_WORK TO BE COMPLETED_
Write out all of the data exactly as it appears.

------

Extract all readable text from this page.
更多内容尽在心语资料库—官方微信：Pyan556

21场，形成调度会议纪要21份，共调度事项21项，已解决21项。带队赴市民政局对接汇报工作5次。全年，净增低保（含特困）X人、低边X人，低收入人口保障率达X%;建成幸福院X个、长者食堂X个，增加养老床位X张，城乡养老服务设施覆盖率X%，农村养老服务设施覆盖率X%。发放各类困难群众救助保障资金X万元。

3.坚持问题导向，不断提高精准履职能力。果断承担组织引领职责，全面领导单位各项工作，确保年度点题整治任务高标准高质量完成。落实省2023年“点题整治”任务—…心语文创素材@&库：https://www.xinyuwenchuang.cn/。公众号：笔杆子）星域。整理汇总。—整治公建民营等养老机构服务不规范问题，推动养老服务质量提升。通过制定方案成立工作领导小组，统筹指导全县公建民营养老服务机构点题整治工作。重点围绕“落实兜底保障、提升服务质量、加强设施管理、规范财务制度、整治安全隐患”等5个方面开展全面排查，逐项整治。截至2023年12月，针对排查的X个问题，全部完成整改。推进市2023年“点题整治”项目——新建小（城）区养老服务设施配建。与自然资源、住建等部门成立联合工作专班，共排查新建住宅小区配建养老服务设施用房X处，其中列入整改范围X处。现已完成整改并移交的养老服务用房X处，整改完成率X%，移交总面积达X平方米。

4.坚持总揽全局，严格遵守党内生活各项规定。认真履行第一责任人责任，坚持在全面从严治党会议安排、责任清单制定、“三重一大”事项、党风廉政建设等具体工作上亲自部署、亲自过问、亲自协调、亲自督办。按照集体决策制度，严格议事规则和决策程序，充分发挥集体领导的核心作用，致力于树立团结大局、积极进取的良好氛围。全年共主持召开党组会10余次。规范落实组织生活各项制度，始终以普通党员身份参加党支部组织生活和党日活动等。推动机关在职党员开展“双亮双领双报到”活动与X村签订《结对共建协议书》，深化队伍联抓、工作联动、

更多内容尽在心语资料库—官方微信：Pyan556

------

_OUTPUT OF THE TASK_
Extract all readable text from this page.
更多内容尽在心语资料库—官方微信：Pyan556

21场，形成调度会议纪要21份，共调度事项21项，已解决21项。带队赴市民政局对接汇报工作5次。全年，净增低保（含特困）X人、低边X人，低收入人口保障率达X%;建成幸福院X个、长者食堂X个，增加养老床位X张，城乡养老服务设施覆盖率X%，农村养老服务设施覆盖率X%。发放各类困难群众救助保障资金X万元。

3.坚持问题导向，不断提高精准履职能力。果断承担组织引领职责，全面领导单位各项工作，确保年度点题整治任务高标准高质量完成。落实省2023年“点题整治”任务—…心语文创素材@&库：https://www.xinyuwenchuang.cn/。公众号：笔杆子）星域。整理汇总。—整治公建民营等养老机构服务不规范问题，推动养老服务质量提升。通过制定方案成立工作领导小组，统筹指导全县公建民营养老服务机构点题整治工作。重点围绕“落实兜底保障、提升服务质量、加强设施管理、规范财务制度、整治安全隐患”等5个方面开展全面排查，逐项整治。截至2023年12月，针对排查的X个问题，全部完成整改。推进市2023年“点题整治”项目——新建小（城）区养老服务设施配建。与自然资源、住建等部门成立联合工作专班，共排查新建住宅小区配建养老服务设施用房X处，其中列入整改范围X处。现已完成整改并移交的养老服务用房X处，整改完成率X%，移交总面积达X平方米。

4.坚持总揽全局，严格遵守党内生活各项规定。认真履行第一责任人责任，坚持在全面从严治党会议安排、责任清单制定、“三重一大”事项、党风廉政建设等具体工作上亲自部署、亲自过问、亲自协调、亲自督办。按照集体决策制度，严格议事规则和决策程序，充分发挥集体领导的核心作用，致力于树立团结大局、积极进取的良好氛围。全年共主持召开党组会10余次。规范落实组织生活各项制度，始终以普通党员身份参加党支部组织生活和党日活动等。推动机关在职党员开展“双亮双领双报到”活动与X村签订《结对共建协议书》，深化队伍联抓、工作联动、

更多内容尽在心语资料库—官方微信：Pyan556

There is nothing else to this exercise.